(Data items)
((

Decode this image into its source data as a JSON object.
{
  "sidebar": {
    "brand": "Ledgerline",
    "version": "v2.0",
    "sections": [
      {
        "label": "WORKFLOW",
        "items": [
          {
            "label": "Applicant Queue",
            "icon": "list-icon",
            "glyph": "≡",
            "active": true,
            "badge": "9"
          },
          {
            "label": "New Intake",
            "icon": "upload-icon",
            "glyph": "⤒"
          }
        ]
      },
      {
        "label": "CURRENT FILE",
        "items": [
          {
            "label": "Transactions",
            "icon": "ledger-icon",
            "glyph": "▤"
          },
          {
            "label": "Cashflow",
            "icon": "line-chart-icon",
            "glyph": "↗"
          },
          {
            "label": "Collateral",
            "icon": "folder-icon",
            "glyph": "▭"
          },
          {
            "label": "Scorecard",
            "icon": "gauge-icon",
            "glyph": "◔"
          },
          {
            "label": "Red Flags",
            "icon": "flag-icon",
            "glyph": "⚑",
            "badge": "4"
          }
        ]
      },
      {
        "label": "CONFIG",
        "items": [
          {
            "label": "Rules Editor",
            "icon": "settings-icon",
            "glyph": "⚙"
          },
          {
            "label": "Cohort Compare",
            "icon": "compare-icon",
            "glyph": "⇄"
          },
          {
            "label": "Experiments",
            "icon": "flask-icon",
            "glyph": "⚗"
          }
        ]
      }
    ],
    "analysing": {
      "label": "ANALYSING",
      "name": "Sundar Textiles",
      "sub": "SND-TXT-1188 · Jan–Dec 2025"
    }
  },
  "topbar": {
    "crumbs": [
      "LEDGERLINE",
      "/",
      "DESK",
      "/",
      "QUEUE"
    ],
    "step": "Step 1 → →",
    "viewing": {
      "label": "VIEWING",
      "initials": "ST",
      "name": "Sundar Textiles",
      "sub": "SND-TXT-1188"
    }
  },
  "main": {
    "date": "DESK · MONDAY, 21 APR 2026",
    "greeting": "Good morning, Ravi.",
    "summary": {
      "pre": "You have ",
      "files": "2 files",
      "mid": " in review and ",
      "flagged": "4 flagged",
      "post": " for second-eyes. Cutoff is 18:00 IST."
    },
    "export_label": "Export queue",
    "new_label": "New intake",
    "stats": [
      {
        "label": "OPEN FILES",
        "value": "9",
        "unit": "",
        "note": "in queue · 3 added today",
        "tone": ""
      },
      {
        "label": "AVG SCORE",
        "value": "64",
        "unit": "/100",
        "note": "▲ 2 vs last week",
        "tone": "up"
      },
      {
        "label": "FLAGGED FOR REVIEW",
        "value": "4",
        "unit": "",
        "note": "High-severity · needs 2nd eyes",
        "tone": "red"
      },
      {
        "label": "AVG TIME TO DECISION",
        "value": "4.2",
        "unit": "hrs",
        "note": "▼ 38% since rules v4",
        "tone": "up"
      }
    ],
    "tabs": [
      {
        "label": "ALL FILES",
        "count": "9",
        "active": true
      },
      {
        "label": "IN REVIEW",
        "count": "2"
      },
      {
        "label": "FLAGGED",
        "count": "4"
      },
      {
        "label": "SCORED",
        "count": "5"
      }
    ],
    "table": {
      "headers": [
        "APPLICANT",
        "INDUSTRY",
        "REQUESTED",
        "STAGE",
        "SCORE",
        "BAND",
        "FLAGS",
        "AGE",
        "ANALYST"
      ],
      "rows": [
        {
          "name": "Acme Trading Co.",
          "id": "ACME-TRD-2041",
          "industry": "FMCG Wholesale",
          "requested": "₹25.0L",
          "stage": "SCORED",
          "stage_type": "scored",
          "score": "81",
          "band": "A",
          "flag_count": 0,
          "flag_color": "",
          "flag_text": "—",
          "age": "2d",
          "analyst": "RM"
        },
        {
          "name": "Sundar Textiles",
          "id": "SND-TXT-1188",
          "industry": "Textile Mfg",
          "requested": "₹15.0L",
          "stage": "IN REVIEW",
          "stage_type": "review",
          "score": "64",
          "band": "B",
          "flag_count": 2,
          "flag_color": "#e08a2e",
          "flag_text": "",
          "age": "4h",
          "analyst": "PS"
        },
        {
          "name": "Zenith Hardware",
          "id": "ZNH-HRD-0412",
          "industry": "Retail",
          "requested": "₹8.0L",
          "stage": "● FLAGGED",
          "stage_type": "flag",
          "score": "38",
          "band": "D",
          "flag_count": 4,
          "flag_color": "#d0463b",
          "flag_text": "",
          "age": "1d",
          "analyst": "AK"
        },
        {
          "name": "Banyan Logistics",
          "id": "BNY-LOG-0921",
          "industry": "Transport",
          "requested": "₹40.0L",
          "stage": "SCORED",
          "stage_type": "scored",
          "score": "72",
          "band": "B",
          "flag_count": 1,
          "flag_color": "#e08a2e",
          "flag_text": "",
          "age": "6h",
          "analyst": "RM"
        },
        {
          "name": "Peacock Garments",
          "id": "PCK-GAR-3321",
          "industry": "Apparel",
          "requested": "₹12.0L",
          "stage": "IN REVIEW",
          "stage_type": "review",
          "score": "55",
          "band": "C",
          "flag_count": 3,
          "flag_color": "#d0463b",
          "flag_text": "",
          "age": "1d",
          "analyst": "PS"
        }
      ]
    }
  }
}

))

Pick out every line above that holds the word "eyes" and copy it.

RESULT BELOW —
      "post": " for second-eyes. Cutoff is 18:00 IST."
        "note": "High-severity · needs 2nd eyes",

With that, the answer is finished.